= Exercise aim =
Write out the material below again, unchanged.

— start Records supplied —

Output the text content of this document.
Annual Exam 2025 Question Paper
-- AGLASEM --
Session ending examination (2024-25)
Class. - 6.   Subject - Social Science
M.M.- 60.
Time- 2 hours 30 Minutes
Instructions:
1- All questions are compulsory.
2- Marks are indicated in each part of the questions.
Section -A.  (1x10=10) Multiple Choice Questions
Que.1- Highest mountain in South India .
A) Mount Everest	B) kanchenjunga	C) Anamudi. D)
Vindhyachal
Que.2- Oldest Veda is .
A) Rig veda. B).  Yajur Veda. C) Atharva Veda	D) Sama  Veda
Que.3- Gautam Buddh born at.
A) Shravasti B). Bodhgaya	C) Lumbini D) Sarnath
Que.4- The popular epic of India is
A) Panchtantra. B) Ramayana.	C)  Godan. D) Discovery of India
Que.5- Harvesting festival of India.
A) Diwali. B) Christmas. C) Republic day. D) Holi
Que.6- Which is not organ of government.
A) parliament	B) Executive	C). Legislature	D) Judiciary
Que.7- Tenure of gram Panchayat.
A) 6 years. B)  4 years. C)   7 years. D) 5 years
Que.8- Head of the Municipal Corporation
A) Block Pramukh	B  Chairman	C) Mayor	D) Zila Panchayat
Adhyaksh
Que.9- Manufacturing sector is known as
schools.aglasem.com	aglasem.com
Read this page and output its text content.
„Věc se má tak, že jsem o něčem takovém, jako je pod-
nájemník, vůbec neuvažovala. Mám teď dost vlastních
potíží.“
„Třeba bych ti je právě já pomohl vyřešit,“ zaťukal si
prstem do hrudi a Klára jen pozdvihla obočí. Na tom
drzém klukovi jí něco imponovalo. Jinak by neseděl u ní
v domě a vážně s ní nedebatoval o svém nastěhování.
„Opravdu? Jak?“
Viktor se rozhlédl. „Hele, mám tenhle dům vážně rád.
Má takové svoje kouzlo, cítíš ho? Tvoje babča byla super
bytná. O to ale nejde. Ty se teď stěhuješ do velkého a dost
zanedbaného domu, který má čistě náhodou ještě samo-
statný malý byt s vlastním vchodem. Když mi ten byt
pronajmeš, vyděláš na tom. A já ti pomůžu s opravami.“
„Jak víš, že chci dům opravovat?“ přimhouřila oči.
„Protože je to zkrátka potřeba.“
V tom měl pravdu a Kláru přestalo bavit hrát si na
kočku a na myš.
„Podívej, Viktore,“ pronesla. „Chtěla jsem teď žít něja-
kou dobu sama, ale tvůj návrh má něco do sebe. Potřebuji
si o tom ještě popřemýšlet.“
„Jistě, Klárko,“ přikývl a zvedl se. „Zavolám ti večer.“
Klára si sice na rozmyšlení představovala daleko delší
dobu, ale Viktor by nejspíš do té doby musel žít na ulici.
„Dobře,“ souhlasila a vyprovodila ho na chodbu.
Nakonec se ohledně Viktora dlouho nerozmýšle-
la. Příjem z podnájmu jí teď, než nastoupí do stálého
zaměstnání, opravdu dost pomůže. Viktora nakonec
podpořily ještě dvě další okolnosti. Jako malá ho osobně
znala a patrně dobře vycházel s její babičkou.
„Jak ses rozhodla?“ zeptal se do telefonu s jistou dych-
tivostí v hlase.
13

— end Records supplied —

= Reply to the task =
Output the text content of this document.
Annual Exam 2025 Question Paper
-- AGLASEM --
Session ending examination (2024-25)
Class. - 6.   Subject - Social Science
M.M.- 60.
Time- 2 hours 30 Minutes
Instructions:
1- All questions are compulsory.
2- Marks are indicated in each part of the questions.
Section -A.  (1x10=10) Multiple Choice Questions
Que.1- Highest mountain in South India .
A) Mount Everest	B) kanchenjunga	C) Anamudi. D)
Vindhyachal
Que.2- Oldest Veda is .
A) Rig veda. B).  Yajur Veda. C) Atharva Veda	D) Sama  Veda
Que.3- Gautam Buddh born at.
A) Shravasti B). Bodhgaya	C) Lumbini D) Sarnath
Que.4- The popular epic of India is
A) Panchtantra. B) Ramayana.	C)  Godan. D) Discovery of India
Que.5- Harvesting festival of India.
A) Diwali. B) Christmas. C) Republic day. D) Holi
Que.6- Which is not organ of government.
A) parliament	B) Executive	C). Legislature	D) Judiciary
Que.7- Tenure of gram Panchayat.
A) 6 years. B)  4 years. C)   7 years. D) 5 years
Que.8- Head of the Municipal Corporation
A) Block Pramukh	B  Chairman	C) Mayor	D) Zila Panchayat
Adhyaksh
Que.9- Manufacturing sector is known as
schools.aglasem.com	aglasem.com
Read this page and output its text content.
„Věc se má tak, že jsem o něčem takovém, jako je pod-
nájemník, vůbec neuvažovala. Mám teď dost vlastních
potíží.“
„Třeba bych ti je právě já pomohl vyřešit,“ zaťukal si
prstem do hrudi a Klára jen pozdvihla obočí. Na tom
drzém klukovi jí něco imponovalo. Jinak by neseděl u ní
v domě a vážně s ní nedebatoval o svém nastěhování.
„Opravdu? Jak?“
Viktor se rozhlédl. „Hele, mám tenhle dům vážně rád.
Má takové svoje kouzlo, cítíš ho? Tvoje babča byla super
bytná. O to ale nejde. Ty se teď stěhuješ do velkého a dost
zanedbaného domu, který má čistě náhodou ještě samo-
statný malý byt s vlastním vchodem. Když mi ten byt
pronajmeš, vyděláš na tom. A já ti pomůžu s opravami.“
„Jak víš, že chci dům opravovat?“ přimhouřila oči.
„Protože je to zkrátka potřeba.“
V tom měl pravdu a Kláru přestalo bavit hrát si na
kočku a na myš.
„Podívej, Viktore,“ pronesla. „Chtěla jsem teď žít něja-
kou dobu sama, ale tvůj návrh má něco do sebe. Potřebuji
si o tom ještě popřemýšlet.“
„Jistě, Klárko,“ přikývl a zvedl se. „Zavolám ti večer.“
Klára si sice na rozmyšlení představovala daleko delší
dobu, ale Viktor by nejspíš do té doby musel žít na ulici.
„Dobře,“ souhlasila a vyprovodila ho na chodbu.
Nakonec se ohledně Viktora dlouho nerozmýšle-
la. Příjem z podnájmu jí teď, než nastoupí do stálého
zaměstnání, opravdu dost pomůže. Viktora nakonec
podpořily ještě dvě další okolnosti. Jako malá ho osobně
znala a patrně dobře vycházel s její babičkou.
„Jak ses rozhodla?“ zeptal se do telefonu s jistou dych-
tivostí v hlase.
13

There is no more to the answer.